«пръ», «длъ», «млъ», «блъ», «хръ», «глъ». Только в 5 случаях «ъ» помещен между двумя согласными в аналогичных сочетаниях: «пъл» («пълку», «пълкы»), «пър» («първых») и «въл» («вълком»). Но все они находятся только на первых четырех страницах издания, причем в Екатерининском списке подобные случаи отсутствуют («полку», «первых», «полкы», «волком»). Вероятно, в издании 1800 г. мы имеем дело с опечатками. Для первого случая это доказывается тем, что в перепечатанном листе вместо «пълку» находится «плъку»,[Р. О. Якобсон, Д. С. Лихачев и Л. А. Дмитриев считают, что написание «пълку» ближе к орфографии рукописи. Поэтому перед нами попытка издателей распространить болгаризованную форму на случаи, где ее не было (Дмитриев. История первого издания. С. 58). Но с той же степенью убедительности можно считать приведенный случай результатом сверки издателей с рукописью, где могло стоять «плъку».] т. е. текст правился под норму. В рукописях XVI в. никакого единообразия в употреблении сочетания «плъ» и сходных случаев не было. Господствовал полный хаос, чего нет в Слове.

** Предоставленные записи **
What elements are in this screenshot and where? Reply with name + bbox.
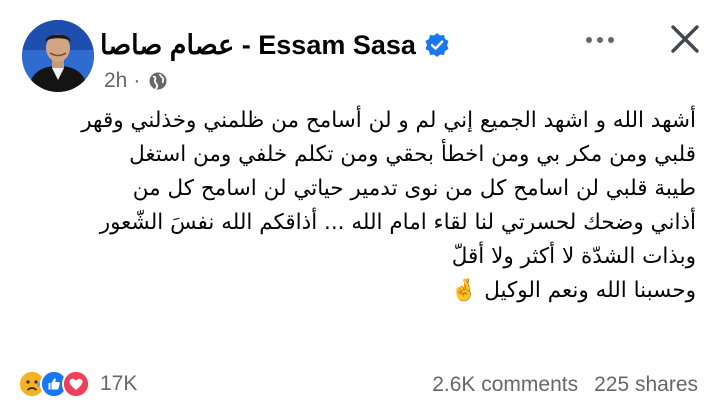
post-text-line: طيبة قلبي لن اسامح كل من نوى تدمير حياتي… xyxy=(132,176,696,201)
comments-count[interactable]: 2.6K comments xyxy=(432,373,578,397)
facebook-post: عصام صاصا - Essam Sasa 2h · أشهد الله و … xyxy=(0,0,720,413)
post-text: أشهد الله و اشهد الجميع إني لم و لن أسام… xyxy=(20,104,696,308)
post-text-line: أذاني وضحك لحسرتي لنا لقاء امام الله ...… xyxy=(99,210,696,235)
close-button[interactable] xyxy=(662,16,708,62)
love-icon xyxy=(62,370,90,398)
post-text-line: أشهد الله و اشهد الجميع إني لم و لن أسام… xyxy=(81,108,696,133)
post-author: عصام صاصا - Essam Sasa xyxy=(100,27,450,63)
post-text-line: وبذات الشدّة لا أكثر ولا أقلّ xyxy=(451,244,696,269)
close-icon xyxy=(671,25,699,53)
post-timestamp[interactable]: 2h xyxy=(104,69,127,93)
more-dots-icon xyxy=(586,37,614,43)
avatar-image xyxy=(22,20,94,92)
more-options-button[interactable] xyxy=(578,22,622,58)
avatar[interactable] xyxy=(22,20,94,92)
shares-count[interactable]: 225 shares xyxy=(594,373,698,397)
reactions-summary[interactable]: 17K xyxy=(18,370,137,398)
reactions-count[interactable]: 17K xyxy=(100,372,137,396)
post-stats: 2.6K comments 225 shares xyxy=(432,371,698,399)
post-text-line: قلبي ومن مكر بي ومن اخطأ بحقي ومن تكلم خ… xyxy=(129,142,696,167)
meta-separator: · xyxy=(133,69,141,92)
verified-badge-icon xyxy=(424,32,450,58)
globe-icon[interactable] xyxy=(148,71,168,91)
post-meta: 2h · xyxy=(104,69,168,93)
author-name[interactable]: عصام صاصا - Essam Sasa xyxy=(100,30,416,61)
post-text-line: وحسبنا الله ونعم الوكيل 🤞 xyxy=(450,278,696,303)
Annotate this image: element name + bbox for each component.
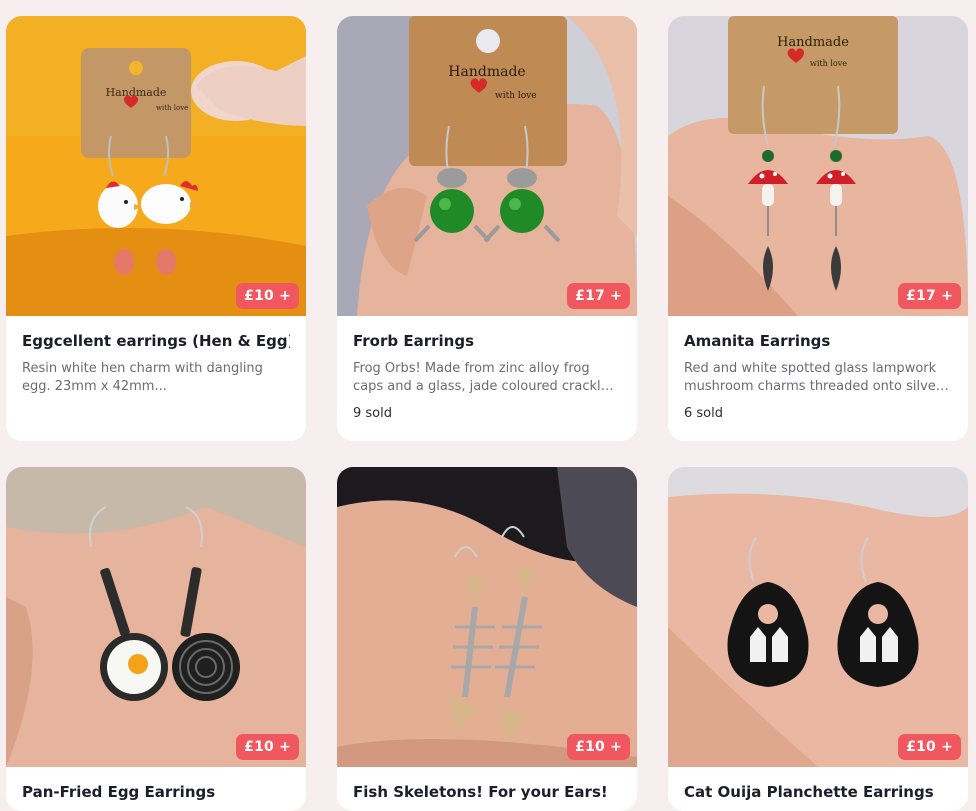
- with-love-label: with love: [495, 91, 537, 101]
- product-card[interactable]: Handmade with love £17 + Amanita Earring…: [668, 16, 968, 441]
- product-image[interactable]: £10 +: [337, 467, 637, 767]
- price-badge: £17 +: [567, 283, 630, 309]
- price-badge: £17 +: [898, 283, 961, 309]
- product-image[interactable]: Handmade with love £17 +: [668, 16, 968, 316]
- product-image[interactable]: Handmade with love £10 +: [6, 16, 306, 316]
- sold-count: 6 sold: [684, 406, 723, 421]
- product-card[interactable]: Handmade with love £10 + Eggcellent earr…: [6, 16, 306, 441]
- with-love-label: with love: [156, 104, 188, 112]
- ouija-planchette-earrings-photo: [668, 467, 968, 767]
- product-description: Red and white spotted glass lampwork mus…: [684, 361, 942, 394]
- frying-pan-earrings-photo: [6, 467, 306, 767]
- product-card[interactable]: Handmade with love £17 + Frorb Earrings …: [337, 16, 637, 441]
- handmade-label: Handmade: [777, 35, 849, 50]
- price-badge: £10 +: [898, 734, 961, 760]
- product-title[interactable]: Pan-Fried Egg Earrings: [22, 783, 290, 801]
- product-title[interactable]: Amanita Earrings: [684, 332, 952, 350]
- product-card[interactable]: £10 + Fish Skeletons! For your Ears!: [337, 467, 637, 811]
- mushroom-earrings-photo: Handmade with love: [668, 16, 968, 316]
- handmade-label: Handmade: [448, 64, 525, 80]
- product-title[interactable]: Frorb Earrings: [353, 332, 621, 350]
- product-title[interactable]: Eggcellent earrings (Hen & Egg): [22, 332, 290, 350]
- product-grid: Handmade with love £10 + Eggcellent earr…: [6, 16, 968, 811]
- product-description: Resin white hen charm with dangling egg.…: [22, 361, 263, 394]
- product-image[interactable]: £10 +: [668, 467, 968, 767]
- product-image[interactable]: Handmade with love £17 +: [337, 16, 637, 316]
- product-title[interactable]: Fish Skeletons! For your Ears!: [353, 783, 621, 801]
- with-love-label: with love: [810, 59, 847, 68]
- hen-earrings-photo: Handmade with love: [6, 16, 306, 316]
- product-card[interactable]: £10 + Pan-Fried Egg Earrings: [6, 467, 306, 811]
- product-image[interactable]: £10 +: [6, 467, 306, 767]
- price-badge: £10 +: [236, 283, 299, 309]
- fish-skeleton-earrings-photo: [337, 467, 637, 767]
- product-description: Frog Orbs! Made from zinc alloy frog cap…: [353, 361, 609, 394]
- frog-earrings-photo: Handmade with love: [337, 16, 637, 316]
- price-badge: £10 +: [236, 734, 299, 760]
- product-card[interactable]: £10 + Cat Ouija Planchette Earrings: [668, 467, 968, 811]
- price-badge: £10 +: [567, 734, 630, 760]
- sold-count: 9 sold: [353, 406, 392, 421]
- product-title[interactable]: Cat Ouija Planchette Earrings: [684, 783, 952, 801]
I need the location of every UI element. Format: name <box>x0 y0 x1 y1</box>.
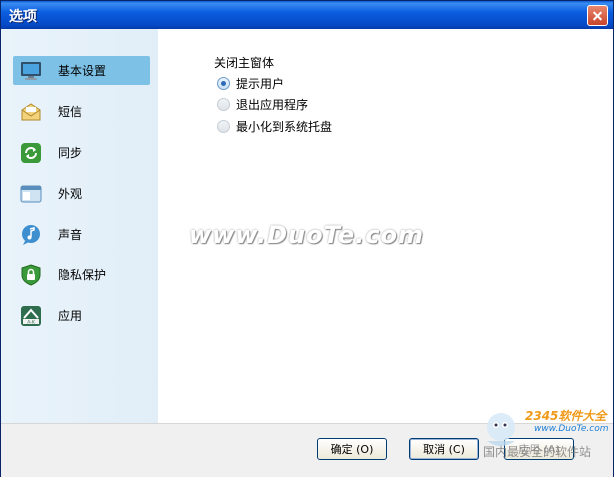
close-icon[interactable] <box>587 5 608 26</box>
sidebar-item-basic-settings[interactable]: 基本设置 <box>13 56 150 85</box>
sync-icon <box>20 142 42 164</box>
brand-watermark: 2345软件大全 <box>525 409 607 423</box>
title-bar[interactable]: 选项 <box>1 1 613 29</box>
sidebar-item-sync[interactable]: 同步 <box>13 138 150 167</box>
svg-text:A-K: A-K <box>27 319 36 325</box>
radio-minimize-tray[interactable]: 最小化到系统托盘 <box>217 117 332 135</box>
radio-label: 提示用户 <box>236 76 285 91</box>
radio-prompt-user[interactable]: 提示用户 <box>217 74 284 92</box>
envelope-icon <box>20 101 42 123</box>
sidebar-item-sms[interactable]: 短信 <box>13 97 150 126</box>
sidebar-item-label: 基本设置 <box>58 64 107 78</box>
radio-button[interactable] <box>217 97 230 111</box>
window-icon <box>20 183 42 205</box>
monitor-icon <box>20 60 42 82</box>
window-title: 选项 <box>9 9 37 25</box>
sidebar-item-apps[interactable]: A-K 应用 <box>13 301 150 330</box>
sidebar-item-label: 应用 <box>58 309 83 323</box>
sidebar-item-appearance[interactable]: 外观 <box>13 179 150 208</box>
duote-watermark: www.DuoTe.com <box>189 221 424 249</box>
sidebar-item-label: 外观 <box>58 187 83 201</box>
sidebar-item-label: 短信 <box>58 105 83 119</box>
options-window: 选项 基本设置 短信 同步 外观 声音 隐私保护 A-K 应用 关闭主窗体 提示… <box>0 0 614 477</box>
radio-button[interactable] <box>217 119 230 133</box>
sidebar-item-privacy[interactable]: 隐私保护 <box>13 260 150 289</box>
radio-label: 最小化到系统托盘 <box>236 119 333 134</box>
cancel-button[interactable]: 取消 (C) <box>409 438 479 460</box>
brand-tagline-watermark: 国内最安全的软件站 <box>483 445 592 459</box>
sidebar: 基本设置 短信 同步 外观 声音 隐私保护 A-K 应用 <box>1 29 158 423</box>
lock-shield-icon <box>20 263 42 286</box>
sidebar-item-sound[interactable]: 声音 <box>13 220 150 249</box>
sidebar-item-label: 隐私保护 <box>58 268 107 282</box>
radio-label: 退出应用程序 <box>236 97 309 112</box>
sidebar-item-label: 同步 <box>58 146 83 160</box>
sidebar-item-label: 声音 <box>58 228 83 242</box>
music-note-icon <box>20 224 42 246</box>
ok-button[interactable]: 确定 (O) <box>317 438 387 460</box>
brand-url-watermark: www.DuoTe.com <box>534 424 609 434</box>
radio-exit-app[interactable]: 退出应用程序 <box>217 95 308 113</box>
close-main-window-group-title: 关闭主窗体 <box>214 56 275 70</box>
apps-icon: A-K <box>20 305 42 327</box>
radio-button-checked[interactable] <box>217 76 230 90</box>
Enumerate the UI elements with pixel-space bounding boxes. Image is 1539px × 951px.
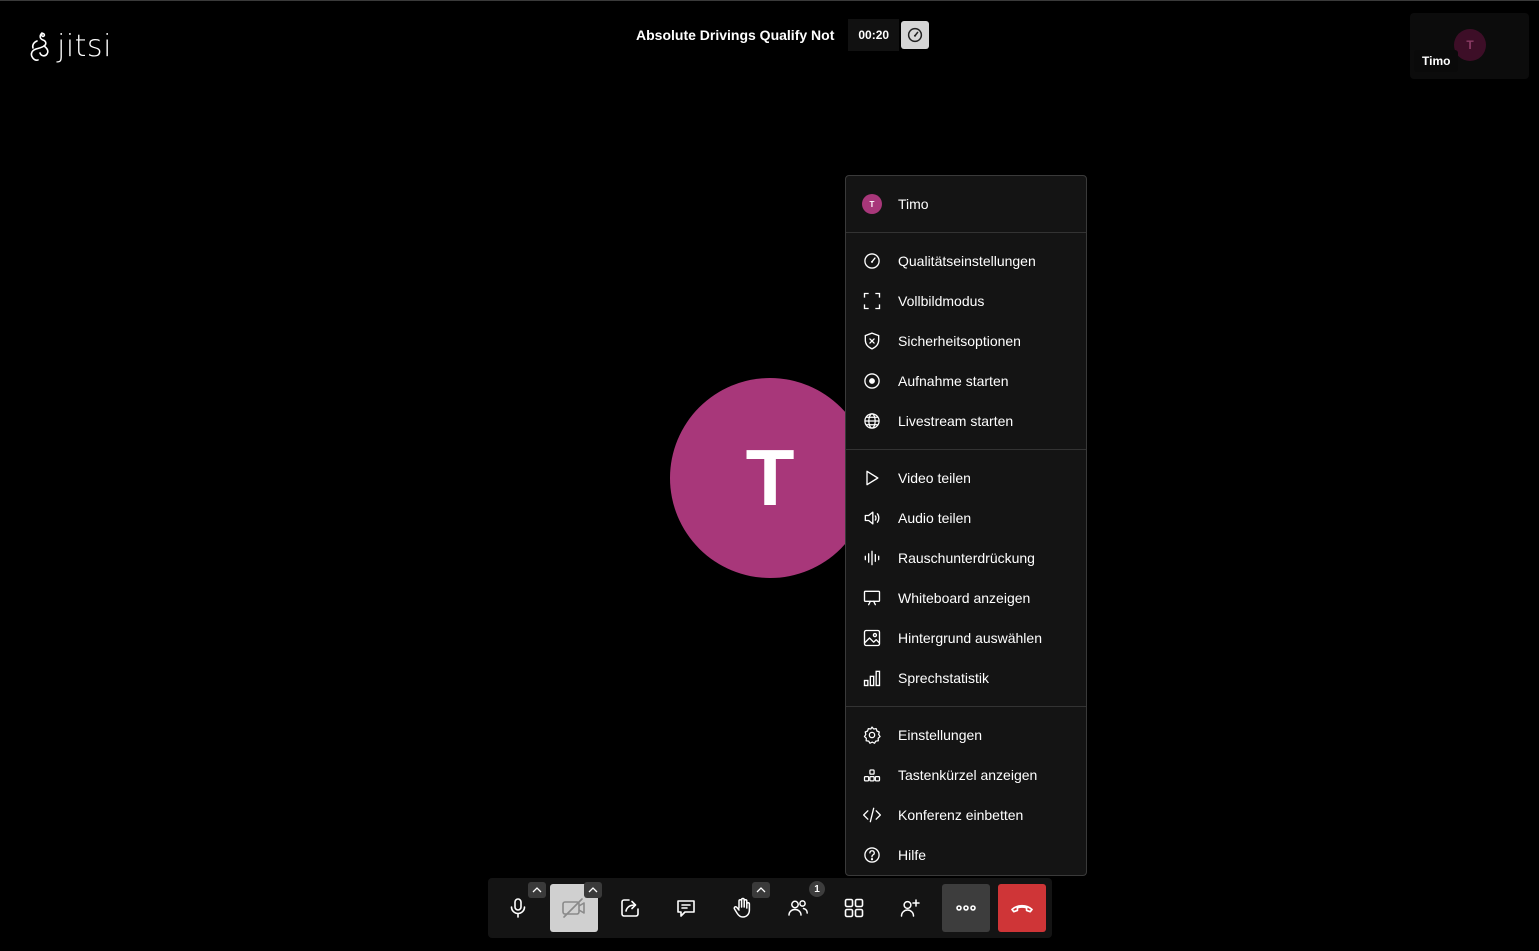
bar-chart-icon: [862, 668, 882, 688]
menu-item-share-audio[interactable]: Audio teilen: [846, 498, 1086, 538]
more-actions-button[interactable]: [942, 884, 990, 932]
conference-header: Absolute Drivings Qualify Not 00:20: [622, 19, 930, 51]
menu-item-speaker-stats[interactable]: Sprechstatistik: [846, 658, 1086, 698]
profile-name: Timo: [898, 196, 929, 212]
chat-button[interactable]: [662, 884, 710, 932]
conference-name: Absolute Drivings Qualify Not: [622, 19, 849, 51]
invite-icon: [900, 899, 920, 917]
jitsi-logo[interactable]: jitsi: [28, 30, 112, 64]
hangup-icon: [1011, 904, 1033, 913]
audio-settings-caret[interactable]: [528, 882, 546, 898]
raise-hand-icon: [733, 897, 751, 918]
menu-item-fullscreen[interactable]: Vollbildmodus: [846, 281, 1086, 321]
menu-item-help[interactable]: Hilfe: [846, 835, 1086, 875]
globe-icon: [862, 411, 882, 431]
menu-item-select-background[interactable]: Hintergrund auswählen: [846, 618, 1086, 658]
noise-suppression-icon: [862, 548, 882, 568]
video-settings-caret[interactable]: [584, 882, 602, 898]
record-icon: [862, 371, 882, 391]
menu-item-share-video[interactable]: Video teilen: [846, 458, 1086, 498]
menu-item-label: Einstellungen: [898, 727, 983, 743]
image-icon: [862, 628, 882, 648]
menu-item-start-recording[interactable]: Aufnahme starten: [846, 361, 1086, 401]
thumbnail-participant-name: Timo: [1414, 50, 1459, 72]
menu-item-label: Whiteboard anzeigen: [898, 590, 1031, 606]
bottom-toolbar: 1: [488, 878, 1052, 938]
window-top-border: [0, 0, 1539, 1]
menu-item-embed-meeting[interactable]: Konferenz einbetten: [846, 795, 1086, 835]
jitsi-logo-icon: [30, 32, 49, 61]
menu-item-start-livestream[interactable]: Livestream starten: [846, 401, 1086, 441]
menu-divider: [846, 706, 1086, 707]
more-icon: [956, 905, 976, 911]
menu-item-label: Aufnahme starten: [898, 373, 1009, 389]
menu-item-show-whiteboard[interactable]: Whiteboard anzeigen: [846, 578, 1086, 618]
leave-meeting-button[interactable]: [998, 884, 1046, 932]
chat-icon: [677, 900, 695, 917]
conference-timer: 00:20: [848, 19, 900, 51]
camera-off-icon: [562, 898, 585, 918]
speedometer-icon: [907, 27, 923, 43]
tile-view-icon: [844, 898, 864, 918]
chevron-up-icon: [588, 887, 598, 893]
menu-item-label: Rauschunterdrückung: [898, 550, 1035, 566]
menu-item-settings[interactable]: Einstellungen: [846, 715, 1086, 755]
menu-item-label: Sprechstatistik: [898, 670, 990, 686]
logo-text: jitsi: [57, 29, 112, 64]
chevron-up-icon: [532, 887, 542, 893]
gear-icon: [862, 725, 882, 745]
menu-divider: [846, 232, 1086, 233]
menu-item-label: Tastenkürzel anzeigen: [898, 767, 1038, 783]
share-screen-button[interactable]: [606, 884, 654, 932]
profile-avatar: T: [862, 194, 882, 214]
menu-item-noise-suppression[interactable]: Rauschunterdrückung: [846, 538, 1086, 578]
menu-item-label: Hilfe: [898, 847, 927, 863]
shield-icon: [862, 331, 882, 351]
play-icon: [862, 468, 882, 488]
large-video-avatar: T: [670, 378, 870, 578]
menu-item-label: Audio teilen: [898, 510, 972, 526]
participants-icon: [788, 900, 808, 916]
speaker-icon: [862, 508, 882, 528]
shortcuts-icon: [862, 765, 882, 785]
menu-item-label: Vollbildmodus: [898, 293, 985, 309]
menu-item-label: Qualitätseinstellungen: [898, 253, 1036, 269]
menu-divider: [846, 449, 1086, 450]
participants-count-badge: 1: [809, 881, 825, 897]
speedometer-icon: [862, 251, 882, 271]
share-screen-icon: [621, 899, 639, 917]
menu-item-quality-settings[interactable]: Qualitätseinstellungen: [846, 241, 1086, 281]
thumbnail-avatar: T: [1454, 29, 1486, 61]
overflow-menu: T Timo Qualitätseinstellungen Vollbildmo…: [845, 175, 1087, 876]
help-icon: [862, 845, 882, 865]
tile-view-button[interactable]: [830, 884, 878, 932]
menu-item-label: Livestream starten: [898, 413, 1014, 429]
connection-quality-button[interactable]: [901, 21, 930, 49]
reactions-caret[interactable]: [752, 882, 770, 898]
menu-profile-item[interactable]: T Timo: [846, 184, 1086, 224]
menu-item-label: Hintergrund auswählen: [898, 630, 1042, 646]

** Что сделать **
1. Определите, соответствуют ли тексту об орфографии издания 1800 г. следующие утверждения: (а) в Екатерининском списке встречаются написания «пълку» и «първых»; (б) все случаи с «ъ» между двумя согласными находятся на первых четырех страницах издания; (в) в рукописях XVI в. сочетание «плъ» употреблялось единообразно. На каждое ответьте «да» или «нет» и дословно приведите решающие слова текста.
2. Верните без изменений строки записей от строки со словами «post-text-line: طيبة قلبي» до строки со словами «Annotate this image: element» включительно.

** Результаты упражнения **
1.
(а) Нет: «в Екатерининском списке подобные случаи отсутствуют («полку», «первых», «полкы», «волком»)».
(б) Да: «все они находятся только на первых четырех страницах издания».
(в) Нет: «В рукописях XVI в. никакого единообразия в употреблении сочетания «плъ» и сходных случаев не было».

2.
post-text-line: طيبة قلبي لن اسامح كل من نوى تدمير حياتي… xyxy=(132,176,696,201)
comments-count[interactable]: 2.6K comments xyxy=(432,373,578,397)
facebook-post: عصام صاصا - Essam Sasa 2h · أشهد الله و … xyxy=(0,0,720,413)
post-text: أشهد الله و اشهد الجميع إني لم و لن أسام… xyxy=(20,104,696,308)
post-text-line: أذاني وضحك لحسرتي لنا لقاء امام الله ...… xyxy=(99,210,696,235)
close-button[interactable] xyxy=(662,16,708,62)
love-icon xyxy=(62,370,90,398)
post-text-line: أشهد الله و اشهد الجميع إني لم و لن أسام… xyxy=(81,108,696,133)
post-author: عصام صاصا - Essam Sasa xyxy=(100,27,450,63)
post-text-line: وبذات الشدّة لا أكثر ولا أقلّ xyxy=(451,244,696,269)
close-icon xyxy=(671,25,699,53)
post-timestamp[interactable]: 2h xyxy=(104,69,127,93)
more-dots-icon xyxy=(586,37,614,43)
avatar-image xyxy=(22,20,94,92)
more-options-button[interactable] xyxy=(578,22,622,58)
avatar[interactable] xyxy=(22,20,94,92)
shares-count[interactable]: 225 shares xyxy=(594,373,698,397)
reactions-summary[interactable]: 17K xyxy=(18,370,137,398)
reactions-count[interactable]: 17K xyxy=(100,372,137,396)
post-stats: 2.6K comments 225 shares xyxy=(432,371,698,399)
post-text-line: قلبي ومن مكر بي ومن اخطأ بحقي ومن تكلم خ… xyxy=(129,142,696,167)
meta-separator: · xyxy=(133,69,141,92)
verified-badge-icon xyxy=(424,32,450,58)
globe-icon[interactable] xyxy=(148,71,168,91)
post-meta: 2h · xyxy=(104,69,168,93)
author-name[interactable]: عصام صاصا - Essam Sasa xyxy=(100,30,416,61)
post-text-line: وحسبنا الله ونعم الوكيل 🤞 xyxy=(450,278,696,303)
Annotate this image: element name + bbox for each component.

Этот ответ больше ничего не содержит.